* Begin *

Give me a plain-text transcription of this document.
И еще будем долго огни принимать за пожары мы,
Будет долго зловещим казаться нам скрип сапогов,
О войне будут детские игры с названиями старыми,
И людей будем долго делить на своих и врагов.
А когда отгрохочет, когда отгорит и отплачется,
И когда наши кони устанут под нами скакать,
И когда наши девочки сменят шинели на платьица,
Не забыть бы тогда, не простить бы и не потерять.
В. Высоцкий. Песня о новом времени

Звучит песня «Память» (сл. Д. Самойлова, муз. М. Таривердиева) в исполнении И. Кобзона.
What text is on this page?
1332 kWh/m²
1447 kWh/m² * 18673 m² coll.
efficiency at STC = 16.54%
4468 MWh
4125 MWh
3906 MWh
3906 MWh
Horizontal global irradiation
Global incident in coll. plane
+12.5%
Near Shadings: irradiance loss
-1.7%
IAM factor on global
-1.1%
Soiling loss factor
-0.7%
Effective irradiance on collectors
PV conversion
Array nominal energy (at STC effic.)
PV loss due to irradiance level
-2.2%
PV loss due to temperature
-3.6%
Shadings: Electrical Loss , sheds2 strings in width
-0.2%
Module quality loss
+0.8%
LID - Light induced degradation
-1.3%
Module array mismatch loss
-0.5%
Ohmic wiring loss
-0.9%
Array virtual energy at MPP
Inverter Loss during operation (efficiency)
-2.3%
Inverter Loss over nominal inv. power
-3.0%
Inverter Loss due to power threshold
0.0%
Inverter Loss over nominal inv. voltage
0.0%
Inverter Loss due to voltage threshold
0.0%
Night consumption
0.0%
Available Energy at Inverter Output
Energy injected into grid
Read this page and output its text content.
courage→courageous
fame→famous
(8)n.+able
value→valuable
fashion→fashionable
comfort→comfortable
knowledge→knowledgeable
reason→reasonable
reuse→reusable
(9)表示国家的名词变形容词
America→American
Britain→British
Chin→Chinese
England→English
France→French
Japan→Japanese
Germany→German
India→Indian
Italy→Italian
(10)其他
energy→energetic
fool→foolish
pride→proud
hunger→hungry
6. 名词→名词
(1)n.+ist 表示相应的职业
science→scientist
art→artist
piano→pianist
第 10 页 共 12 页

* End *

## Given request:
Search the entries for "text" and copy out each line that has it.

## Full response:
Give me a plain-text transcription of this document.
What text is on this page?
Read this page and output its text content.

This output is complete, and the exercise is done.